Okuma parçası:
● ● ●
Hatta bazı kaynaklarda bilgi şöyle geçer;
"O tarihlerde KSK'li futbolcular, Rum takımlarına karşı her defasında zaferlere imza atıyor, sahadan galip ayrılıyordu. Takımların aldığı yenilgiler de, İşgal Kuvvetleri Komutanı Steryadis'i olduğu kadar Kral Konstantin'i de rahatsız etmiş, bu nedenle İplikçizade Köşkü'nü tercih etmişti. Köşk, Sadi İplikçi'nin elinden alınırken buna tepki gösteren Süreyya İplikçi de önce tutuklandı ardından Yunanistan'a sürgüne gönderildi."
30 Mayıs 1921'de Konstantin ve eşi İplikçizade İsmail Bey'in köşküne gelir... Köşkün girişindeki mermerin üzerine serilen Türk bayrağını çiğneyerek eve girer... Bu olay, İplikçizade ailesi ve Karşıyakalılar için çok büyük bir üzüntü ve nefret kaynağı oluşturur...
İzmir'in kurtuluşundan sonra Gazi Mustafa Kemal Atatürk, kurtuluşun ilk üç gününü aynı köşkte geçirir...
İplikçizade ailesinin damadı olan KSK Spor Kulübü'nün kurucularından ve Karşıyaka'nın ilk belediye başkanı Ali Fikri Altay'ın ağabeyi, 5. Süvari Kolordusu Kumandanı Fahrettin Altay, 9 Eylül 1922'de İzmir'e girer. Ulu Önder Atatürk için, kurtuluş gecesini geçireceği güvenlik açısından da uygun bir yer aranır ve Kral Konstantin'in kaldığı İplikçizade Köşkü'nde karar kılınır.
● ● ●
Gösterilen veriler:
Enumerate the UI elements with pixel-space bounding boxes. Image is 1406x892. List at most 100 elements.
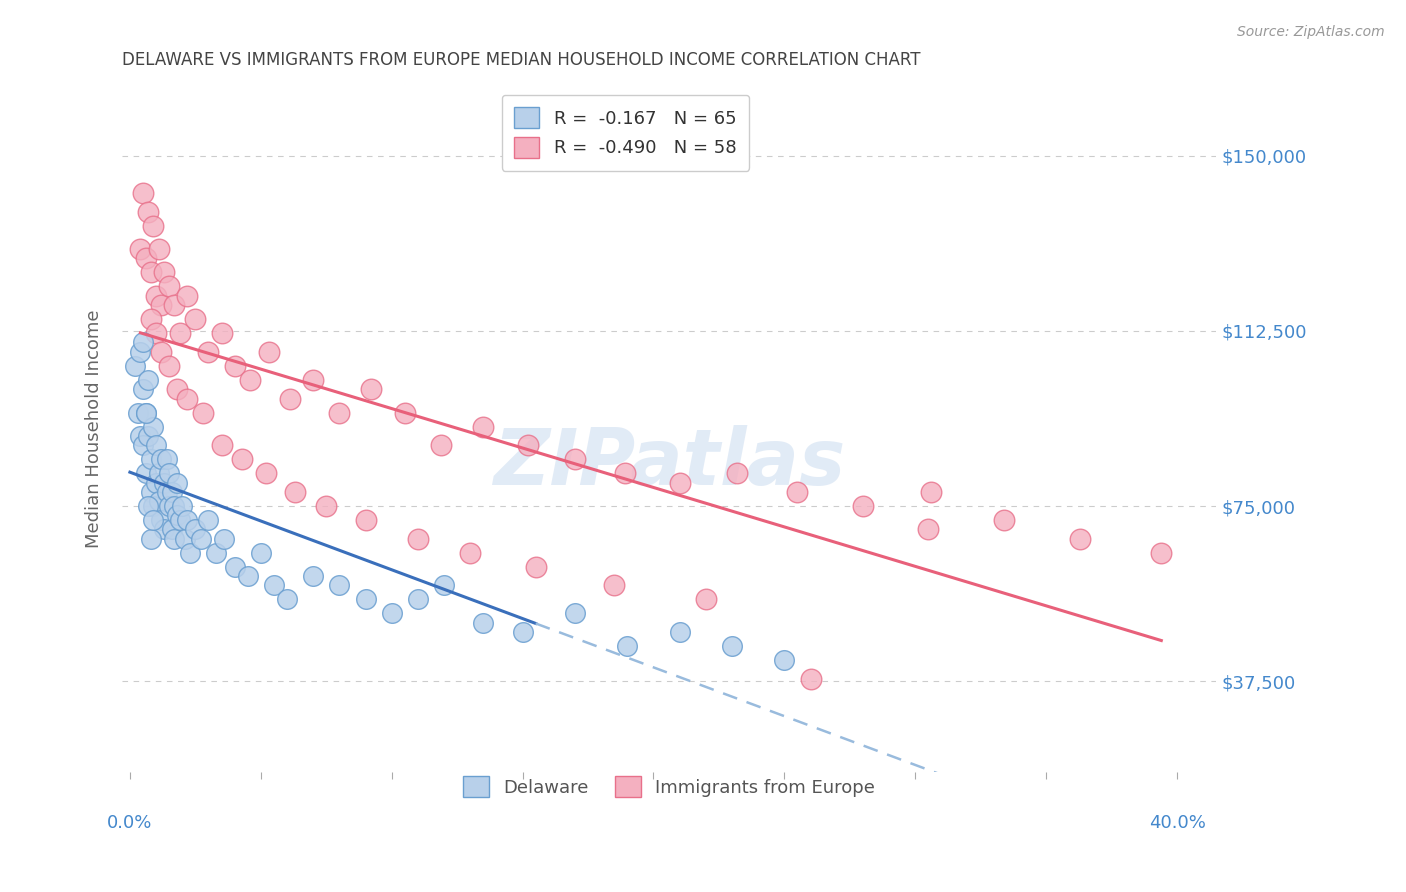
● ● ●
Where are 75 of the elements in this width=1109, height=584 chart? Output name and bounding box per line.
● ● ●
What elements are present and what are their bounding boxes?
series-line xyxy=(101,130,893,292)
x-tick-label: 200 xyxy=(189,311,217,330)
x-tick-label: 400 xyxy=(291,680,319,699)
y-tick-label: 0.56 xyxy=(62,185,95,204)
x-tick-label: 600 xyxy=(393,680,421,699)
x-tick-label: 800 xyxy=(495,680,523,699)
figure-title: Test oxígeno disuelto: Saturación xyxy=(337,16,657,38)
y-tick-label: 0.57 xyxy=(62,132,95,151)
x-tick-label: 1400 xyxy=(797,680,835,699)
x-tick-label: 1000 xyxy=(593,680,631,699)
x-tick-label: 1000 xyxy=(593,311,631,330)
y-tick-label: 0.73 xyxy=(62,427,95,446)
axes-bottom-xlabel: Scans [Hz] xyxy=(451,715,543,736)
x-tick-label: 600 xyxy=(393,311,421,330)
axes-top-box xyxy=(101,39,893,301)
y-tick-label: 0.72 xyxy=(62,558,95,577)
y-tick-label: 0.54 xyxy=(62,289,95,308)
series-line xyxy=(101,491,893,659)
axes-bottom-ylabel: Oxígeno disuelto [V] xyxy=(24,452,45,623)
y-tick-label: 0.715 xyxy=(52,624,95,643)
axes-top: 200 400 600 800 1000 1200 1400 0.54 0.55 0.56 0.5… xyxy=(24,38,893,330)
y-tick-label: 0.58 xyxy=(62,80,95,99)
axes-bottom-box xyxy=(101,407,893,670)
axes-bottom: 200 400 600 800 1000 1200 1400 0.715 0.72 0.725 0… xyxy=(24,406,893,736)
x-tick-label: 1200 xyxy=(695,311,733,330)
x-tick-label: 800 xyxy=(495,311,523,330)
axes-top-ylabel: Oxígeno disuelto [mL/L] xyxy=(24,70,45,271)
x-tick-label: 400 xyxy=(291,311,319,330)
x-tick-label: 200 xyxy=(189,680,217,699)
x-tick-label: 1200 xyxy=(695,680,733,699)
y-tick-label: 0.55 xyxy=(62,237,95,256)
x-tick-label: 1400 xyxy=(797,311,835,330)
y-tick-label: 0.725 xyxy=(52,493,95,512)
● ● ●
Yapılacak işler:
(a) Okuma parçasında "30 Mayıs 1921'de" sözcüklerinin bulunduğu yerden başlayıp "Köşkü'nde karar kılınır." sözcüklerinden sonra durarak o bölümü olduğu gibi yazın.
(b) Kayıtlarda "What elements are" ifadesini içeren satırdan başlayıp "x-tick-label: 1400 xyxy=(797,680,835,699)" ifadesini içeren satırdan sonra durun; iki uç satır da dahil olmak üzere yalnızca bu satırları, her satıra bir dize düşecek biçimde JSON listesi olarak verin ve boş satırları almayın.

Alıştırma cevapları:
(a)
30 Mayıs 1921'de Konstantin ve eşi İplikçizade İsmail Bey'in köşküne gelir... Köşkün girişindeki mermerin üzerine serilen Türk bayrağını çiğneyerek eve girer... Bu olay, İplikçizade ailesi ve Karşıyakalılar için çok büyük bir üzüntü ve nefret kaynağı oluşturur...
İzmir'in kurtuluşundan sonra Gazi Mustafa Kemal Atatürk, kurtuluşun ilk üç gününü aynı köşkte geçirir...
İplikçizade ailesinin damadı olan KSK Spor Kulübü'nün kurucularından ve Karşıyaka'nın ilk belediye başkanı Ali Fikri Altay'ın ağabeyi, 5. Süvari Kolordusu Kumandanı Fahrettin Altay, 9 Eylül 1922'de İzmir'e girer. Ulu Önder Atatürk için, kurtuluş gecesini geçireceği güvenlik açısından da uygun bir yer aranır ve Kral Konstantin'in kaldığı İplikçizade Köşkü'nde karar kılınır.

(b)
[
  "What elements are present and what are their bounding boxes?",
  "series-line xyxy=(101,130,893,292)",
  "x-tick-label: 200 xyxy=(189,311,217,330)",
  "x-tick-label: 400 xyxy=(291,680,319,699)",
  "y-tick-label: 0.56 xyxy=(62,185,95,204)",
  "x-tick-label: 600 xyxy=(393,680,421,699)",
  "x-tick-label: 800 xyxy=(495,680,523,699)",
  "figure-title: Test oxígeno disuelto: Saturación xyxy=(337,16,657,38)",
  "y-tick-label: 0.57 xyxy=(62,132,95,151)",
  "x-tick-label: 1400 xyxy=(797,680,835,699)"
]